Request:
Look over the lines below. Report each one that includes the string "subcaption".

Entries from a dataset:
══════════════════════════════

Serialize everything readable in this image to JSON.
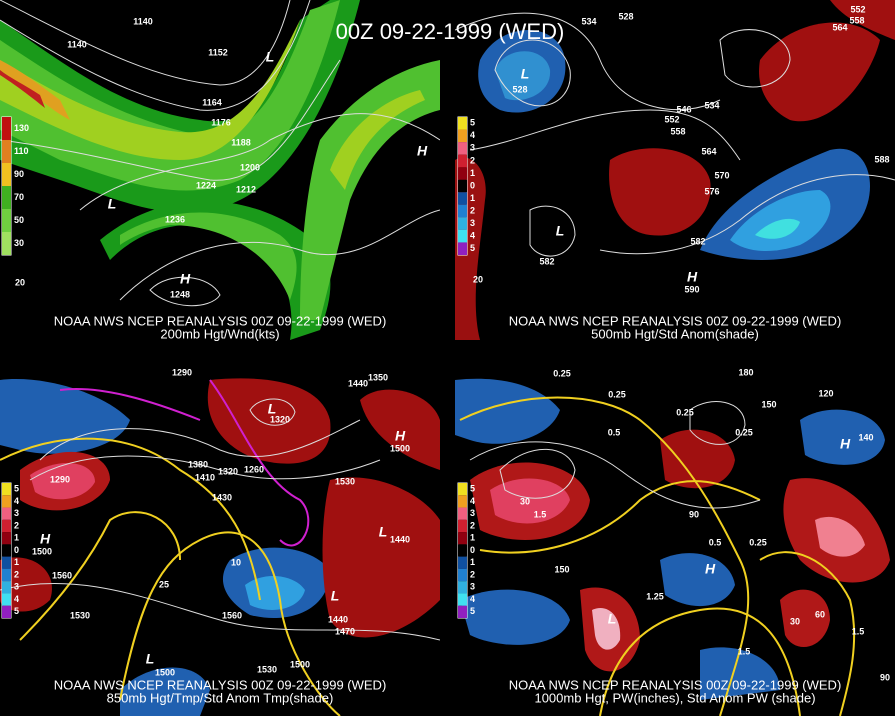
{
  "title": "00Z 09-22-1999 (WED)",
  "panels": [
    {
      "caption": "NOAA NWS NCEP REANALYSIS 00Z 09-22-1999 (WED)",
      "subcaption": "200mb Hgt/Wnd(kts)",
      "colorbar": [
        130,
        110,
        90,
        70,
        50,
        30
      ],
      "labels": [
        1140,
        1140,
        1152,
        "L",
        1164,
        1176,
        1188,
        1200,
        1212,
        1224,
        1236,
        "L",
        "H",
        1248,
        "H",
        20
      ]
    },
    {
      "caption": "NOAA NWS NCEP REANALYSIS 00Z 09-22-1999 (WED)",
      "subcaption": "500mb Hgt/Std Anom(shade)",
      "colorbar": [
        5,
        4,
        3,
        2,
        1,
        0,
        1,
        2,
        3,
        4,
        5
      ],
      "labels": [
        534,
        528,
        552,
        558,
        564,
        "L",
        528,
        534,
        546,
        552,
        558,
        564,
        570,
        576,
        582,
        588,
        "L",
        582,
        "H",
        590,
        20
      ]
    },
    {
      "caption": "NOAA NWS NCEP REANALYSIS 00Z 09-22-1999 (WED)",
      "subcaption": "850mb Hgt/Tmp/Std Anom Tmp(shade)",
      "colorbar": [
        5,
        4,
        3,
        2,
        1,
        0,
        1,
        2,
        3,
        4,
        5
      ],
      "labels": [
        1290,
        1350,
        1440,
        "L",
        1320,
        1380,
        1410,
        1320,
        1260,
        1290,
        1430,
        1530,
        "H",
        1500,
        "H",
        1500,
        "L",
        1440,
        1560,
        1530,
        1560,
        "L",
        1440,
        1470,
        "L",
        1500,
        1530,
        1500,
        10,
        25
      ]
    },
    {
      "caption": "NOAA NWS NCEP REANALYSIS 00Z 09-22-1999 (WED)",
      "subcaption": "1000mb Hgt, PW(inches), Std Anom PW (shade)",
      "colorbar": [
        5,
        4,
        3,
        2,
        1,
        0,
        1,
        2,
        3,
        4,
        5
      ],
      "labels": [
        180,
        150,
        120,
        0.25,
        0.25,
        0.5,
        0.25,
        0.25,
        "H",
        140,
        1.5,
        30,
        90,
        0.5,
        0.25,
        "H",
        150,
        1.25,
        "L",
        30,
        60,
        1.5,
        1.5,
        90
      ]
    }
  ]
}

══════════════════════════════

Finished exercise:
      "subcaption": "200mb Hgt/Wnd(kts)",
      "subcaption": "500mb Hgt/Std Anom(shade)",
      "subcaption": "850mb Hgt/Tmp/Std Anom Tmp(shade)",
      "subcaption": "1000mb Hgt, PW(inches), Std Anom PW (shade)",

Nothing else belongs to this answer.